(Bounding box annotations)
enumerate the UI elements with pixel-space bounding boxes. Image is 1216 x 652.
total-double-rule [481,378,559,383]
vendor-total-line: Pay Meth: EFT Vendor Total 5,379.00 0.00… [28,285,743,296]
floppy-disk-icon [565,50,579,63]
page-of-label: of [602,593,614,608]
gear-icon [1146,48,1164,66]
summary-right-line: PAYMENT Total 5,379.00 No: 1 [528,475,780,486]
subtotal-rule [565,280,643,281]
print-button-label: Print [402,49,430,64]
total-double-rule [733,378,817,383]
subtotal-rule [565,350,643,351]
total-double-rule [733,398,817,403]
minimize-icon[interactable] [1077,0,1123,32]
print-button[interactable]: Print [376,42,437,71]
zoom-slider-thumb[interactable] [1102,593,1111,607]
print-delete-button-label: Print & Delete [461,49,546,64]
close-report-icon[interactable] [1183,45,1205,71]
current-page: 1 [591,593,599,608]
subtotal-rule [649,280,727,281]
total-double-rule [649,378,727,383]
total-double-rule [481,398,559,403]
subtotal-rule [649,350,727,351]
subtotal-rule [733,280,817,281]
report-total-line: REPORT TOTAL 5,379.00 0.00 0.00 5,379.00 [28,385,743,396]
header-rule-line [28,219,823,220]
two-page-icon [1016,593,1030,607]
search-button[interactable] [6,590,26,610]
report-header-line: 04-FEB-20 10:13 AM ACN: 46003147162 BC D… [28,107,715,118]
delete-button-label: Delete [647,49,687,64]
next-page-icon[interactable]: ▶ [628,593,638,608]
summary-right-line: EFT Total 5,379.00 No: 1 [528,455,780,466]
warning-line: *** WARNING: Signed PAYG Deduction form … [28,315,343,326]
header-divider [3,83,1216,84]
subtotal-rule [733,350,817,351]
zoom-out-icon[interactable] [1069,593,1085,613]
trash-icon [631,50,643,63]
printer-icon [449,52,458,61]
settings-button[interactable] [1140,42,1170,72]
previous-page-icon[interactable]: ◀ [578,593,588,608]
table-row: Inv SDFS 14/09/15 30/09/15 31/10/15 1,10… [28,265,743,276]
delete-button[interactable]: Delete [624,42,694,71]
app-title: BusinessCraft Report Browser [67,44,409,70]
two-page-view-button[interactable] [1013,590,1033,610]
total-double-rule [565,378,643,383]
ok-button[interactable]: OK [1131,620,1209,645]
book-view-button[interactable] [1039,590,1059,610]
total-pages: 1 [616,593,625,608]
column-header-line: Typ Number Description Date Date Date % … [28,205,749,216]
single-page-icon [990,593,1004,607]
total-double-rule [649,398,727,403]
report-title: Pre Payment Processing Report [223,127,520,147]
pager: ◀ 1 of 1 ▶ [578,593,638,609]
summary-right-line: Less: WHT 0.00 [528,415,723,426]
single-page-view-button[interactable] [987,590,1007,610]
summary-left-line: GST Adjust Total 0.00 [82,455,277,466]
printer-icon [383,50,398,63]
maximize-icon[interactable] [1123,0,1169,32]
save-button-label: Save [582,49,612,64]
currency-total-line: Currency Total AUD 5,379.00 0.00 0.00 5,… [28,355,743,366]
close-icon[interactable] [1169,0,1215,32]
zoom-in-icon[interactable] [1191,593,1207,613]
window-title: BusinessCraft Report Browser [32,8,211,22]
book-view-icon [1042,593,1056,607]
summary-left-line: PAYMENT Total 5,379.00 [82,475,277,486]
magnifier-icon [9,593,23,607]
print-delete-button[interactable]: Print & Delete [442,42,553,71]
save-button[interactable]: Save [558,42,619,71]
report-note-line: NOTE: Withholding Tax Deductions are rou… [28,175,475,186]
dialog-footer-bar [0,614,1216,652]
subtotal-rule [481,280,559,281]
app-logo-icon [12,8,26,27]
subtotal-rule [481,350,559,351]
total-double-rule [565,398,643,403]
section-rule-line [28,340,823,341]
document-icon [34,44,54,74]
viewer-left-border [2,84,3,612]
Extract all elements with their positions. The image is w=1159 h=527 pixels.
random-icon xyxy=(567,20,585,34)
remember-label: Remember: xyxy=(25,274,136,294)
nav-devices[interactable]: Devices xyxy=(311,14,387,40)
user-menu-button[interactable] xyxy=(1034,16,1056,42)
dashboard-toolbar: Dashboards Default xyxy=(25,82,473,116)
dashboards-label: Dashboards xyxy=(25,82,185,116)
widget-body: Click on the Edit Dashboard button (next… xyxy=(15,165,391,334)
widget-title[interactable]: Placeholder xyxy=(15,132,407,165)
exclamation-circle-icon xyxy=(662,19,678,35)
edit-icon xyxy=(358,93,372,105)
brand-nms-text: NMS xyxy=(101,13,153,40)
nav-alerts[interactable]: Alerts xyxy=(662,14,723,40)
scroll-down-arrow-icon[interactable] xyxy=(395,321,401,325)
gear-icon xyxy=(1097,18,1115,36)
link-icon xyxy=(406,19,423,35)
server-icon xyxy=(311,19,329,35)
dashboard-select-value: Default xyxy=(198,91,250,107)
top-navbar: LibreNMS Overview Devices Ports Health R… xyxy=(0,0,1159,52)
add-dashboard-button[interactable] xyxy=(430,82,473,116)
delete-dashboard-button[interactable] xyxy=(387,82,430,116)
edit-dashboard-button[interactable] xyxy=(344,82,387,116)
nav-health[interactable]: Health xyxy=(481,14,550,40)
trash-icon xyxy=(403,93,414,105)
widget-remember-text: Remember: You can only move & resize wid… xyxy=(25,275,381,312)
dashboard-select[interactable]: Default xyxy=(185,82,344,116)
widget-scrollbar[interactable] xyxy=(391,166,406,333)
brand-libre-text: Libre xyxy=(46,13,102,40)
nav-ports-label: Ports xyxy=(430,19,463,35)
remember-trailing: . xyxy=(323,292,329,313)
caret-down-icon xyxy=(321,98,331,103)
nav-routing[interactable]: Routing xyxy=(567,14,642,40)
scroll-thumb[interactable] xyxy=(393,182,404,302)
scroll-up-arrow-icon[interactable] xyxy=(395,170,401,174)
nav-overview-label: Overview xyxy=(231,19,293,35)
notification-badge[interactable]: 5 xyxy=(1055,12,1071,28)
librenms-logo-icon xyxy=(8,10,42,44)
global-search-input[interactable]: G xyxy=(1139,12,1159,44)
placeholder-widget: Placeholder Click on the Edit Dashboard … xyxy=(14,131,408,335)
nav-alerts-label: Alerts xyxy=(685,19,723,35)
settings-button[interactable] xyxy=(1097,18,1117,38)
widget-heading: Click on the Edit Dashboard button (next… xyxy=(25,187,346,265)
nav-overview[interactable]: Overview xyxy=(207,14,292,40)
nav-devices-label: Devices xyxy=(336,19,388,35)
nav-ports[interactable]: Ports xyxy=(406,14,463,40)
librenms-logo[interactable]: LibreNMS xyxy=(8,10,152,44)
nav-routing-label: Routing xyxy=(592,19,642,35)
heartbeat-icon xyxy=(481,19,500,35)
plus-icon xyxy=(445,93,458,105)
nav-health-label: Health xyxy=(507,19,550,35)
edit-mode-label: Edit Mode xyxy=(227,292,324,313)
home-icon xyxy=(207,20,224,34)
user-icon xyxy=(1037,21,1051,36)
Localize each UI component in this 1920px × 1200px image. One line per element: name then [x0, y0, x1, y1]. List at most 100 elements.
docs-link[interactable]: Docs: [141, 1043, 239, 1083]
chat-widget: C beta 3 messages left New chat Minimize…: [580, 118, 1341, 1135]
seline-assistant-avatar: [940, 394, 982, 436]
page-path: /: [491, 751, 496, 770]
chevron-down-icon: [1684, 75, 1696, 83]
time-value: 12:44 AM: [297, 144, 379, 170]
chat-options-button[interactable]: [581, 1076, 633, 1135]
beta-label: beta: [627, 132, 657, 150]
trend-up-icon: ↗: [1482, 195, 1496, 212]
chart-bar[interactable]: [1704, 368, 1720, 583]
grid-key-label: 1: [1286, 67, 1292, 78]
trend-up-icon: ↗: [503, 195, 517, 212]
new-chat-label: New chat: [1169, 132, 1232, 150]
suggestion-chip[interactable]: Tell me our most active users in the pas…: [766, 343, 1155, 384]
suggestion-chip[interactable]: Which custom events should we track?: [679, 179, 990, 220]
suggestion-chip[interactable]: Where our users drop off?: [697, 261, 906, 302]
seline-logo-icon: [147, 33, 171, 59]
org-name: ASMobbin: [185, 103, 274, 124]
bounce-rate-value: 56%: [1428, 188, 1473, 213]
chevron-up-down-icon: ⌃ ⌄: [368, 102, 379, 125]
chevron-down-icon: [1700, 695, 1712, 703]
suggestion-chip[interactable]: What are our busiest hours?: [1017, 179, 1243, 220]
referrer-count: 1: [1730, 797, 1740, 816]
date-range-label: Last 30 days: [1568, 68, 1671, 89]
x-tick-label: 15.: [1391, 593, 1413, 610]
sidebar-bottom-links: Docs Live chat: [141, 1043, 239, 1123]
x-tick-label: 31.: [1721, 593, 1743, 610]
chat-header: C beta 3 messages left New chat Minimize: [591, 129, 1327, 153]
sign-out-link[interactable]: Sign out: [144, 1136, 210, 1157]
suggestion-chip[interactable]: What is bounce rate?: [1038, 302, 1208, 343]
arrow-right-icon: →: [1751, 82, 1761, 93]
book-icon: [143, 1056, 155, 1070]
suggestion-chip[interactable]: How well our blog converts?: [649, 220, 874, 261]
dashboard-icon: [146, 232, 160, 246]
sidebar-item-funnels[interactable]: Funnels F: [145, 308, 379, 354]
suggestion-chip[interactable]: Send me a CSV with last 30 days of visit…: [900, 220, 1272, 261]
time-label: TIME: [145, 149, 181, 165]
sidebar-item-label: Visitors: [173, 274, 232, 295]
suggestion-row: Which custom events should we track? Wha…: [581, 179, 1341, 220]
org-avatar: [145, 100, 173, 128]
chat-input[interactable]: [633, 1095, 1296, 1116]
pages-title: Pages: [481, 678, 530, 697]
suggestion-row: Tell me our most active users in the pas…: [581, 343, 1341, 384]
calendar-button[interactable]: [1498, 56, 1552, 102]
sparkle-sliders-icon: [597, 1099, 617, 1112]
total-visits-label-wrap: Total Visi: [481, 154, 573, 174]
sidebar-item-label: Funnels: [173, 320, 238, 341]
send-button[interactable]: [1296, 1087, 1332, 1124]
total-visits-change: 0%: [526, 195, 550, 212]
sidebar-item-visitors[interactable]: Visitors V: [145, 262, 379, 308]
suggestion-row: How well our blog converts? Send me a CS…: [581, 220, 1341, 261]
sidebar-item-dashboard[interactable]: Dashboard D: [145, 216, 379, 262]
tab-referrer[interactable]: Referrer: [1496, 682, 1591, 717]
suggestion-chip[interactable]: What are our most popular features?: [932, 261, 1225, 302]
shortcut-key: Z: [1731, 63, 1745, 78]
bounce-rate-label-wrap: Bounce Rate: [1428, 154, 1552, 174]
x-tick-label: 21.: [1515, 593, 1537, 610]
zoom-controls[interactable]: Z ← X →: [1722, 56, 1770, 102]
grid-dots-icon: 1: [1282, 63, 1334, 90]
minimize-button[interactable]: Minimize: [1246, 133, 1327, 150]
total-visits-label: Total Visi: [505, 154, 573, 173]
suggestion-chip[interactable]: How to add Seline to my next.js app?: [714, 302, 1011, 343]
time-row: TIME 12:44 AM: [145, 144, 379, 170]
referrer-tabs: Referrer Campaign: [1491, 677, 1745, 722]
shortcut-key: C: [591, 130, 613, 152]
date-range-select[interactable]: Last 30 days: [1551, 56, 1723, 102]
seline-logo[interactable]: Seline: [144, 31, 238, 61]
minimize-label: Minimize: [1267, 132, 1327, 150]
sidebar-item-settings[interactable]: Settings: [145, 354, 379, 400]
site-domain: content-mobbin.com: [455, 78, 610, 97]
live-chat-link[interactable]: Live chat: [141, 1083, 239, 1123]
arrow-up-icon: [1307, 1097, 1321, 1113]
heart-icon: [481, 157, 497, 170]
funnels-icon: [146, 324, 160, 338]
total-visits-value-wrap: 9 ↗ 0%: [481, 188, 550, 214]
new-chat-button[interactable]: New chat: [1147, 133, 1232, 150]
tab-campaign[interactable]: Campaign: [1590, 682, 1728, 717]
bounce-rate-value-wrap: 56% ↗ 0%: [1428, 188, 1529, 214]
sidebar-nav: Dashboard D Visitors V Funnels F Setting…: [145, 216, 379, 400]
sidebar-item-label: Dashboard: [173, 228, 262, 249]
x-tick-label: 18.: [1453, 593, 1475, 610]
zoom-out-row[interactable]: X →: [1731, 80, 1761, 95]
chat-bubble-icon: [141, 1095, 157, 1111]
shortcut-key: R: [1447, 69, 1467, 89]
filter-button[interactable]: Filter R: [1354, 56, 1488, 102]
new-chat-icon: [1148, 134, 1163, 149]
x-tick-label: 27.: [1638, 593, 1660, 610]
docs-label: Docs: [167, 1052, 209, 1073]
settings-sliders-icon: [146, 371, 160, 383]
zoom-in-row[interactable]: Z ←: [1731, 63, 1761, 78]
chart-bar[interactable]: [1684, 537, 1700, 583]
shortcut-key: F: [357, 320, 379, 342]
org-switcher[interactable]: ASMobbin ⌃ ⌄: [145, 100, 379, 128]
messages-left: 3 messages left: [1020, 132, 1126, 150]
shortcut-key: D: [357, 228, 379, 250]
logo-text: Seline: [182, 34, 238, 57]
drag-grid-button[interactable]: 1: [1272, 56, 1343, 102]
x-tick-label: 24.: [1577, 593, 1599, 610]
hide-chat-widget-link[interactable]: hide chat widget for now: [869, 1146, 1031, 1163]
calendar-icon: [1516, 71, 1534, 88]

● **TO BE DONE**: Gather and copy every line of the records above that contains the string "delete". Only matches with the same case count.

● **FULL RESPONSE**:
print-delete-button-label: Print & Delete [461,49,546,64]
delete-button-label: Delete [647,49,687,64]
delete-button[interactable]: Delete [624,42,694,71]
print-delete-button[interactable]: Print & Delete [442,42,553,71]
delete-dashboard-button[interactable] xyxy=(387,82,430,116)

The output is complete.